Requirements:
Print every entry exactly as written.

A block of data
◆ ◆ ◆ ◆
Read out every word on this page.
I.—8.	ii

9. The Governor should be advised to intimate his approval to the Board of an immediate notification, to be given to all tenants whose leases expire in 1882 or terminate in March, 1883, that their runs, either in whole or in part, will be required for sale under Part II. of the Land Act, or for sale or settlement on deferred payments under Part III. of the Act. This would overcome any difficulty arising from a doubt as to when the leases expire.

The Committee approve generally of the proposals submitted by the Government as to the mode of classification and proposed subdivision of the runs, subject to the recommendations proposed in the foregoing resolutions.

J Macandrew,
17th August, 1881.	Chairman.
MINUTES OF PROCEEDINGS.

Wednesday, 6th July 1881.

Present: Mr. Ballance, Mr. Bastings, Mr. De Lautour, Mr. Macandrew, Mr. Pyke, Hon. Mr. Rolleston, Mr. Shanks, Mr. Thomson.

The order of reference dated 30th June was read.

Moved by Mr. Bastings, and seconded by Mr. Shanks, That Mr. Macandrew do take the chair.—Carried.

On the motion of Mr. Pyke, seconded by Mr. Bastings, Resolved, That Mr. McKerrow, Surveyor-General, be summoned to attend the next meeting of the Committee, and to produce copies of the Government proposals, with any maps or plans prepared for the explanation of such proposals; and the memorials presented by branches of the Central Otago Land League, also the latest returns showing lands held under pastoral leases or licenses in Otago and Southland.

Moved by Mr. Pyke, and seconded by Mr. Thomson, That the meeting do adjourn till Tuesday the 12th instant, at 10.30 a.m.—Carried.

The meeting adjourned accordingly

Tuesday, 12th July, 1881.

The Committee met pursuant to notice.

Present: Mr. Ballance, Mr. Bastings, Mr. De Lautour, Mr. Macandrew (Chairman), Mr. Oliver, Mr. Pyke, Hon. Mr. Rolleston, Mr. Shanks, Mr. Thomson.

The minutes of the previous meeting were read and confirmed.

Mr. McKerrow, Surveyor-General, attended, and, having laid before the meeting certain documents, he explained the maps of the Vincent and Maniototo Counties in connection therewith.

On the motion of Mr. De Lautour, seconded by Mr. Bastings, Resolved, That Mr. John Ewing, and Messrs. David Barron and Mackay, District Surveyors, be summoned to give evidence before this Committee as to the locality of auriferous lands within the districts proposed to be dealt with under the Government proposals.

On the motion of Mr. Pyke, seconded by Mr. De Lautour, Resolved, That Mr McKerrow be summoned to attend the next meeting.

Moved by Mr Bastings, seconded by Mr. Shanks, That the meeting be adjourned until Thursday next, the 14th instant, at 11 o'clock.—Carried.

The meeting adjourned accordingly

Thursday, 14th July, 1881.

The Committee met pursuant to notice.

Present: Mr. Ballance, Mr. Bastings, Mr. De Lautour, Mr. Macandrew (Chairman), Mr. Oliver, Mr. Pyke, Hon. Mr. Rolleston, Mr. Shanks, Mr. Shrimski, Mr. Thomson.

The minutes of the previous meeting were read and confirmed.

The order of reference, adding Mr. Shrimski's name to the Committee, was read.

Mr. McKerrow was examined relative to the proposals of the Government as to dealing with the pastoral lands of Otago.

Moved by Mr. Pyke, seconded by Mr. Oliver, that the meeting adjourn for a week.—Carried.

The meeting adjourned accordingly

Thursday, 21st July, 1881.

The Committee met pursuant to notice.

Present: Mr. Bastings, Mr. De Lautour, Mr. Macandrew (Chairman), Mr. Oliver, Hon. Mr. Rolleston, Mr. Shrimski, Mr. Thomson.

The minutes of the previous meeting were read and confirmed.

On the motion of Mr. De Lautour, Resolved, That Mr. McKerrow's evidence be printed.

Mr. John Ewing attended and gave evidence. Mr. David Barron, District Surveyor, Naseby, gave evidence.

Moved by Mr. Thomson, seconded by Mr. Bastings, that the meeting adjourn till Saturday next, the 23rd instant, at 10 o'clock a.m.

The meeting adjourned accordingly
◆ ◆ ◆ ◆
Written answer:
Read out every word on this page.
I.—8.	ii

9. The Governor should be advised to intimate his approval to the Board of an immediate notification, to be given to all tenants whose leases expire in 1882 or terminate in March, 1883, that their runs, either in whole or in part, will be required for sale under Part II. of the Land Act, or for sale or settlement on deferred payments under Part III. of the Act. This would overcome any difficulty arising from a doubt as to when the leases expire.

The Committee approve generally of the proposals submitted by the Government as to the mode of classification and proposed subdivision of the runs, subject to the recommendations proposed in the foregoing resolutions.

J Macandrew,
17th August, 1881.	Chairman.
MINUTES OF PROCEEDINGS.

Wednesday, 6th July 1881.

Present: Mr. Ballance, Mr. Bastings, Mr. De Lautour, Mr. Macandrew, Mr. Pyke, Hon. Mr. Rolleston, Mr. Shanks, Mr. Thomson.

The order of reference dated 30th June was read.

Moved by Mr. Bastings, and seconded by Mr. Shanks, That Mr. Macandrew do take the chair.—Carried.

On the motion of Mr. Pyke, seconded by Mr. Bastings, Resolved, That Mr. McKerrow, Surveyor-General, be summoned to attend the next meeting of the Committee, and to produce copies of the Government proposals, with any maps or plans prepared for the explanation of such proposals; and the memorials presented by branches of the Central Otago Land League, also the latest returns showing lands held under pastoral leases or licenses in Otago and Southland.

Moved by Mr. Pyke, and seconded by Mr. Thomson, That the meeting do adjourn till Tuesday the 12th instant, at 10.30 a.m.—Carried.

The meeting adjourned accordingly

Tuesday, 12th July, 1881.

The Committee met pursuant to notice.

Present: Mr. Ballance, Mr. Bastings, Mr. De Lautour, Mr. Macandrew (Chairman), Mr. Oliver, Mr. Pyke, Hon. Mr. Rolleston, Mr. Shanks, Mr. Thomson.

The minutes of the previous meeting were read and confirmed.

Mr. McKerrow, Surveyor-General, attended, and, having laid before the meeting certain documents, he explained the maps of the Vincent and Maniototo Counties in connection therewith.

On the motion of Mr. De Lautour, seconded by Mr. Bastings, Resolved, That Mr. John Ewing, and Messrs. David Barron and Mackay, District Surveyors, be summoned to give evidence before this Committee as to the locality of auriferous lands within the districts proposed to be dealt with under the Government proposals.

On the motion of Mr. Pyke, seconded by Mr. De Lautour, Resolved, That Mr McKerrow be summoned to attend the next meeting.

Moved by Mr Bastings, seconded by Mr. Shanks, That the meeting be adjourned until Thursday next, the 14th instant, at 11 o'clock.—Carried.

The meeting adjourned accordingly

Thursday, 14th July, 1881.

The Committee met pursuant to notice.

Present: Mr. Ballance, Mr. Bastings, Mr. De Lautour, Mr. Macandrew (Chairman), Mr. Oliver, Mr. Pyke, Hon. Mr. Rolleston, Mr. Shanks, Mr. Shrimski, Mr. Thomson.

The minutes of the previous meeting were read and confirmed.

The order of reference, adding Mr. Shrimski's name to the Committee, was read.

Mr. McKerrow was examined relative to the proposals of the Government as to dealing with the pastoral lands of Otago.

Moved by Mr. Pyke, seconded by Mr. Oliver, that the meeting adjourn for a week.—Carried.

The meeting adjourned accordingly

Thursday, 21st July, 1881.

The Committee met pursuant to notice.

Present: Mr. Bastings, Mr. De Lautour, Mr. Macandrew (Chairman), Mr. Oliver, Hon. Mr. Rolleston, Mr. Shrimski, Mr. Thomson.

The minutes of the previous meeting were read and confirmed.

On the motion of Mr. De Lautour, Resolved, That Mr. McKerrow's evidence be printed.

Mr. John Ewing attended and gave evidence. Mr. David Barron, District Surveyor, Naseby, gave evidence.

Moved by Mr. Thomson, seconded by Mr. Bastings, that the meeting adjourn till Saturday next, the 23rd instant, at 10 o'clock a.m.

The meeting adjourned accordingly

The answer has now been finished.